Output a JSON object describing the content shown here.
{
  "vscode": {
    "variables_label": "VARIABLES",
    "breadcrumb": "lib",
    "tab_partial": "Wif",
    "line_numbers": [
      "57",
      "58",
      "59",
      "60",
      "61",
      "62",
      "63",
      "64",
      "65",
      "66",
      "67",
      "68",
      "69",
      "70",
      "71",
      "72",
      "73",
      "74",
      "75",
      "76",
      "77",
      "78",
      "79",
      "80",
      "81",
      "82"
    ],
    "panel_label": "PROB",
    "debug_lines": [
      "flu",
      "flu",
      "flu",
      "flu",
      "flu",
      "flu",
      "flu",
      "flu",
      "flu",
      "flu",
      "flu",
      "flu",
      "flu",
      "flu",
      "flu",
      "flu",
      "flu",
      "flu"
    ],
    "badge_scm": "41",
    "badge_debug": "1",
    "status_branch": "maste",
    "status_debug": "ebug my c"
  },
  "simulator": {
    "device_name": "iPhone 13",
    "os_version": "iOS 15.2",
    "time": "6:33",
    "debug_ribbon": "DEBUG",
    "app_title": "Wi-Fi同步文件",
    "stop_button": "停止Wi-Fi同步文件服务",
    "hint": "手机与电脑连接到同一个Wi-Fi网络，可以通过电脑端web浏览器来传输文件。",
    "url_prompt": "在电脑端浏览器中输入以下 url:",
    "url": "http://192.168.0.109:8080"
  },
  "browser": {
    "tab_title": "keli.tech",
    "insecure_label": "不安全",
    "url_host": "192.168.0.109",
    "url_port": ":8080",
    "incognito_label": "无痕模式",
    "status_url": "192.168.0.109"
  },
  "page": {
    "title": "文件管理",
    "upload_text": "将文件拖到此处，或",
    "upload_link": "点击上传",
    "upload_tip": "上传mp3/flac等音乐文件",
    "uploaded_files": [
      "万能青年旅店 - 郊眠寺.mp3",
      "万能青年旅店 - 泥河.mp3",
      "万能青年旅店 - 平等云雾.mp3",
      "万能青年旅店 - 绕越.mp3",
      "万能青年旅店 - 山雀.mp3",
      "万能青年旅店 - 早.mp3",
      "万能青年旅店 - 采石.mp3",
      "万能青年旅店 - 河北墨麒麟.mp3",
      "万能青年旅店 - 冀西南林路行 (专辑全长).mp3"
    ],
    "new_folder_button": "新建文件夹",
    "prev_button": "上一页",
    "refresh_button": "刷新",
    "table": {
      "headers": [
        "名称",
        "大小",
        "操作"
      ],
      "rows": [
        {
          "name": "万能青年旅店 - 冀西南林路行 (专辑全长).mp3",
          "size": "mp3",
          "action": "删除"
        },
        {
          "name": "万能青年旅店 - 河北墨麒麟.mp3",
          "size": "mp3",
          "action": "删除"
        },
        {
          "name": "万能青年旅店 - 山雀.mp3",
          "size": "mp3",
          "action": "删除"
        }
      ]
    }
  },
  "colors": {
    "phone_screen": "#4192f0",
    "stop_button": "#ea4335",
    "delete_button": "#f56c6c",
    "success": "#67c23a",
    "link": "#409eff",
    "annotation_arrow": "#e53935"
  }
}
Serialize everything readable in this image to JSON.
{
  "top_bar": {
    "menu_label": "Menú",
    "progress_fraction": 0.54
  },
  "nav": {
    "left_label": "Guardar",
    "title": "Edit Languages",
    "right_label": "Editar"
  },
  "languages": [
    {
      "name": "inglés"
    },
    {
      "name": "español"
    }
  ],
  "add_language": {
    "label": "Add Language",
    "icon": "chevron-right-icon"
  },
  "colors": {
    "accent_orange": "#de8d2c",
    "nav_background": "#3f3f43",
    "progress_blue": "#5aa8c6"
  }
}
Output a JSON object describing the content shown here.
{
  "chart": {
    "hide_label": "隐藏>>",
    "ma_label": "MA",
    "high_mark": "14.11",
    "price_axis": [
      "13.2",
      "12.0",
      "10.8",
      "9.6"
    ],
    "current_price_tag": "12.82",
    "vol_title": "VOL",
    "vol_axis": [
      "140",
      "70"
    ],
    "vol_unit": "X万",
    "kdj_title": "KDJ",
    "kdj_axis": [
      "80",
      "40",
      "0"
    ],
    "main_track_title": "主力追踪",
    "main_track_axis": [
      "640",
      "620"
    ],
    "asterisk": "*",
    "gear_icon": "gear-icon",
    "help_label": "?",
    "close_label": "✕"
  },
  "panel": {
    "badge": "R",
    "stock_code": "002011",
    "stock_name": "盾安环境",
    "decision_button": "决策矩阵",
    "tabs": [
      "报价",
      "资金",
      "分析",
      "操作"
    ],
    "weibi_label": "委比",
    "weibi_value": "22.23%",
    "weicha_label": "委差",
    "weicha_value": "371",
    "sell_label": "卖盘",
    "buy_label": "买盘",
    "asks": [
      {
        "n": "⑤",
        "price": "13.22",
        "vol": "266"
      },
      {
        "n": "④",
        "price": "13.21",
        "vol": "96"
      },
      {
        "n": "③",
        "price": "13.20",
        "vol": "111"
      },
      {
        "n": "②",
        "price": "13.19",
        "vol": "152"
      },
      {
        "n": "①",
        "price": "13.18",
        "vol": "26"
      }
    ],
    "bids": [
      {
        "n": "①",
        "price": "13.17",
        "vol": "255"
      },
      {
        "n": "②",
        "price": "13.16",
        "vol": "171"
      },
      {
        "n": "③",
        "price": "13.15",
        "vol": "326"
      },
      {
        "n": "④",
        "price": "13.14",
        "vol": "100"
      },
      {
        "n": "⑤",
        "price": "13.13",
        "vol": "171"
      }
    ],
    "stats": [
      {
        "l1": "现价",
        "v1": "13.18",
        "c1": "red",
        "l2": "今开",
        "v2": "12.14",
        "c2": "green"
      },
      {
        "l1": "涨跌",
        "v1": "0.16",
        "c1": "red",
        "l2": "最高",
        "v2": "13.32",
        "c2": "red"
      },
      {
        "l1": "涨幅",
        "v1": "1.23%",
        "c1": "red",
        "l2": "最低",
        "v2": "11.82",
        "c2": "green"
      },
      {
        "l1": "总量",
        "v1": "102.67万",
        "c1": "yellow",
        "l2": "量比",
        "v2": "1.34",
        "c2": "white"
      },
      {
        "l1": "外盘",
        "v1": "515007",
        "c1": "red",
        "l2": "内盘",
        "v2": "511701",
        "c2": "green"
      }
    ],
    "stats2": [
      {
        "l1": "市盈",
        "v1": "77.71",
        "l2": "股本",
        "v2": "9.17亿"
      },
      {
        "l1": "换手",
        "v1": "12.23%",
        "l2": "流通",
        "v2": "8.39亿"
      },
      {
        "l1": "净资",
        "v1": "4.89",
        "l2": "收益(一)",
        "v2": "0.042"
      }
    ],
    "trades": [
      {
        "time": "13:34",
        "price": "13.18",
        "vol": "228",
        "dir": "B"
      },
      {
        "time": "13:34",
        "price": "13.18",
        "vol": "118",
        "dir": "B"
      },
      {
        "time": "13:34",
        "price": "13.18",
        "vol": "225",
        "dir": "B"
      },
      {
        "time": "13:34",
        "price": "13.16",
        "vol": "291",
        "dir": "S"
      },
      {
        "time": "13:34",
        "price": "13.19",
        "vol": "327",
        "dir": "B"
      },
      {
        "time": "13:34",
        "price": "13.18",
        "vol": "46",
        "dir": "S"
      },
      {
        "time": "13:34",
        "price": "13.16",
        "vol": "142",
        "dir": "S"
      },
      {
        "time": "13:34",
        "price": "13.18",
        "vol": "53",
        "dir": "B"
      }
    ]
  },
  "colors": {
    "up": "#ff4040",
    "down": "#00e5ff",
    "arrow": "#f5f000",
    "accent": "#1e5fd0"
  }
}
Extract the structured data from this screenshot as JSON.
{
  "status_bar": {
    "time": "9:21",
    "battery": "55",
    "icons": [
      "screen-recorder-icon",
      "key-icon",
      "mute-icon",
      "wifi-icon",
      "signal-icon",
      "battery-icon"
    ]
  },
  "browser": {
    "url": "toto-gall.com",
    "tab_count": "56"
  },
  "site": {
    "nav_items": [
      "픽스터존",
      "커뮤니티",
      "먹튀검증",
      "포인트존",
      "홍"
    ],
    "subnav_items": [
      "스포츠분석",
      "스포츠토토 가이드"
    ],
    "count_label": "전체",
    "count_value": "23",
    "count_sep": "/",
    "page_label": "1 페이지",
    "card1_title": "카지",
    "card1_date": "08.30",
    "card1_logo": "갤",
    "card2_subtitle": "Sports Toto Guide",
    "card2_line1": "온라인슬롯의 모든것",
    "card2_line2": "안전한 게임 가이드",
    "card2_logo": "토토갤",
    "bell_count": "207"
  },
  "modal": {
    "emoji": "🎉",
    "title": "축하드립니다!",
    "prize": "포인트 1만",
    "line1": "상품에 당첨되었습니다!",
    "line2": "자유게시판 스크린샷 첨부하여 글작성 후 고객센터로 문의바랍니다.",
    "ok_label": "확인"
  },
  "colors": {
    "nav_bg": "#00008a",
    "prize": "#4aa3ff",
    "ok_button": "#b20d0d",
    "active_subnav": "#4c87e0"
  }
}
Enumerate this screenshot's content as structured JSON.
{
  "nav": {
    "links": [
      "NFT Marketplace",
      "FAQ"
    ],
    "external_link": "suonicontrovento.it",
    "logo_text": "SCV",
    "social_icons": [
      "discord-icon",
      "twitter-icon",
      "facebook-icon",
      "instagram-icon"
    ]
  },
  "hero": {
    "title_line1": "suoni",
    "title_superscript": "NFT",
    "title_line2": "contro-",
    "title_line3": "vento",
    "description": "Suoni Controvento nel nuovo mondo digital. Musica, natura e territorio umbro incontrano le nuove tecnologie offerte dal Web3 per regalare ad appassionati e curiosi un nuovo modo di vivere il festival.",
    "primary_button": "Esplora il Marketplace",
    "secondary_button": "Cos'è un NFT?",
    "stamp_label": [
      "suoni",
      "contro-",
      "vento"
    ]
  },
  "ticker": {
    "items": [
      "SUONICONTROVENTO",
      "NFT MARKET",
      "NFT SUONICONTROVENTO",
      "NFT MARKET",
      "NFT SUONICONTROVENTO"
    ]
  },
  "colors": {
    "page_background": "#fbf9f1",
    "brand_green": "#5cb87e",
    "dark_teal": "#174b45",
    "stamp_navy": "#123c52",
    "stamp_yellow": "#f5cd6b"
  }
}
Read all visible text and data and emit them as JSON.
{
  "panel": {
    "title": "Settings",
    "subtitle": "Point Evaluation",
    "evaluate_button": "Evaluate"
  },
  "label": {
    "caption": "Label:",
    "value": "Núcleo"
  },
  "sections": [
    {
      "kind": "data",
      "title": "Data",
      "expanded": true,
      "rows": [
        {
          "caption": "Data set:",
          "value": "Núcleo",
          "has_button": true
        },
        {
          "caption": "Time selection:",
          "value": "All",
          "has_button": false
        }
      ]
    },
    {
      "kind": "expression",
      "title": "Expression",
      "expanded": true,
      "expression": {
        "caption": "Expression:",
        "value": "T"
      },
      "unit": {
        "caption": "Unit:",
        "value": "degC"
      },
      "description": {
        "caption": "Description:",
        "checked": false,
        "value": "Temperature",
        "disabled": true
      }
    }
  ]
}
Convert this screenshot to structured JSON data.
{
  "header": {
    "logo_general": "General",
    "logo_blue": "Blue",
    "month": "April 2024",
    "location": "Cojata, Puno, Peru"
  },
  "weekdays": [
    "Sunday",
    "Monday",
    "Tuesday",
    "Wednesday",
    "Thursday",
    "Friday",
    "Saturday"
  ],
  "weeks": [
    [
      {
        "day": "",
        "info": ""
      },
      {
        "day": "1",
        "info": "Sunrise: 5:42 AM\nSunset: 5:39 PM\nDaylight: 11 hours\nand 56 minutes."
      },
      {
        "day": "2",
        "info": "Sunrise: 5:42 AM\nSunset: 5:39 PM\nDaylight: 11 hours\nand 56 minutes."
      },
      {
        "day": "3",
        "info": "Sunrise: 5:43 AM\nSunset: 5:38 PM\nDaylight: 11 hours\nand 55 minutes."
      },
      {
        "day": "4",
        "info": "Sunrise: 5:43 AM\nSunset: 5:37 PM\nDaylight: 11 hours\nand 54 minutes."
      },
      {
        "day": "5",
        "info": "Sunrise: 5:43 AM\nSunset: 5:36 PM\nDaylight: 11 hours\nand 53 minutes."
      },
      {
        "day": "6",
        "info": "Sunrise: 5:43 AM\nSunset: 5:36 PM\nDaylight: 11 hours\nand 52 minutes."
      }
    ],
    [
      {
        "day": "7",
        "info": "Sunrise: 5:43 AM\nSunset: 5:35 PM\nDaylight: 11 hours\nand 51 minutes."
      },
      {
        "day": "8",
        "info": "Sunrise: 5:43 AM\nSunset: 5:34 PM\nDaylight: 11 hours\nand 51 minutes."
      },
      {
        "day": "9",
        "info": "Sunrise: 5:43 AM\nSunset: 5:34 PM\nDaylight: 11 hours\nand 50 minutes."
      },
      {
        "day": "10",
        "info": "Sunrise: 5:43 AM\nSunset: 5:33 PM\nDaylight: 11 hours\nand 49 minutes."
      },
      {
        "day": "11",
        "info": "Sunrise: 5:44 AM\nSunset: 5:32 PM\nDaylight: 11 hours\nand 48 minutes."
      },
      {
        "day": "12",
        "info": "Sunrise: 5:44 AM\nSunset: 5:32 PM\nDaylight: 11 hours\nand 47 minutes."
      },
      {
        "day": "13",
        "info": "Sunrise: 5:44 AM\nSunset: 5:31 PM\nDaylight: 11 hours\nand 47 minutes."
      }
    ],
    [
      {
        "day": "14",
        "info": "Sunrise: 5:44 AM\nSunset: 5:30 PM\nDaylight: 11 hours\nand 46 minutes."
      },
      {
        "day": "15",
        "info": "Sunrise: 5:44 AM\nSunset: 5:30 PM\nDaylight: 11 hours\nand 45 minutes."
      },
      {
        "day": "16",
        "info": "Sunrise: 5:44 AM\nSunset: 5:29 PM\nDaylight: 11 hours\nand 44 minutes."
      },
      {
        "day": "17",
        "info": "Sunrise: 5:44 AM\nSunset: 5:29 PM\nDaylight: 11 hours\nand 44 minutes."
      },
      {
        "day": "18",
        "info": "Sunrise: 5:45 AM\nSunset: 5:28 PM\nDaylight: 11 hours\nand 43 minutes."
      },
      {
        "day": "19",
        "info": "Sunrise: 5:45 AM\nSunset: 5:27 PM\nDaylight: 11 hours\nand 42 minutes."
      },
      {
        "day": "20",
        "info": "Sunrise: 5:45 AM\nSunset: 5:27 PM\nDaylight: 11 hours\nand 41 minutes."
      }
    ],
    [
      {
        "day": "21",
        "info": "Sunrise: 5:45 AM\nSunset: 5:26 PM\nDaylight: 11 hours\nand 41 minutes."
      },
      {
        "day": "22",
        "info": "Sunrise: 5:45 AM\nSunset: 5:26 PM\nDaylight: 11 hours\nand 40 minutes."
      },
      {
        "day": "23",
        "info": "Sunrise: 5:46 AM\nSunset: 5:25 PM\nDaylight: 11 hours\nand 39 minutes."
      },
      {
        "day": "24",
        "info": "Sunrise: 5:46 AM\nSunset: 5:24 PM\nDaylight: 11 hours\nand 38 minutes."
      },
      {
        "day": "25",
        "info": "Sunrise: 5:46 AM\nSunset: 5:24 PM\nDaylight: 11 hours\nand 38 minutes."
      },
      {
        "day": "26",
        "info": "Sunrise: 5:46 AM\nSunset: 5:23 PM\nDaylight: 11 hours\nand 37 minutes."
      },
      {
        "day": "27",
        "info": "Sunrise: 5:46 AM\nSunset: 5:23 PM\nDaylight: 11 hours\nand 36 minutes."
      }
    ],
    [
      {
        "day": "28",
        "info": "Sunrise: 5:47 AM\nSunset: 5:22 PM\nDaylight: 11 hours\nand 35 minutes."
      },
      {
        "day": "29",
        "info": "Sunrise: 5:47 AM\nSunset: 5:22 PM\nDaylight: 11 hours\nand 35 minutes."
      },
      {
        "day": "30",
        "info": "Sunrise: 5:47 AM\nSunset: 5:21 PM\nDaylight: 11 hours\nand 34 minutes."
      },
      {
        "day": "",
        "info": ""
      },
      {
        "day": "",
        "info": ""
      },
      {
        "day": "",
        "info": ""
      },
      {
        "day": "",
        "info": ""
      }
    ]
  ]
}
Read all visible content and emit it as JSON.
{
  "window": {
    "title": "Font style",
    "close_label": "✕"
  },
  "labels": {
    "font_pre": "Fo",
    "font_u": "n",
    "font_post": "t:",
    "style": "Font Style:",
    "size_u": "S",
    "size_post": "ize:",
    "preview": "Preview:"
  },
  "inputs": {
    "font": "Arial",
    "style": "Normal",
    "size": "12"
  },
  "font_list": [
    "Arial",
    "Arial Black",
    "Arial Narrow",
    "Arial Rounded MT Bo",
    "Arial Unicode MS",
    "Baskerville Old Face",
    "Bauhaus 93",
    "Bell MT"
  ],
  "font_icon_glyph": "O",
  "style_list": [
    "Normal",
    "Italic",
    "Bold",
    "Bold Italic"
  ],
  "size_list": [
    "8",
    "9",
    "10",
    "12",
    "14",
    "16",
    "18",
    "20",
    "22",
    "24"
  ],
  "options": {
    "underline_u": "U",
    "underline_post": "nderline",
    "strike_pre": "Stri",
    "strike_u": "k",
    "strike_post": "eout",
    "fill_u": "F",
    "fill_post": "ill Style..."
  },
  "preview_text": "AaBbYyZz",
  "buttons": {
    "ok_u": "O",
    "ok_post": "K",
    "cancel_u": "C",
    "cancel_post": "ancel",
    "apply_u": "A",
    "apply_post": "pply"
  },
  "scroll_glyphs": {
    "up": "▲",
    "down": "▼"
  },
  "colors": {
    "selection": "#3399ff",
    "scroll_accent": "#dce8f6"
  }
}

__Objective__: Go through the records above and copy every line with the word "Marketplace".

__Answer__:
      "NFT Marketplace",
    "primary_button": "Esplora il Marketplace",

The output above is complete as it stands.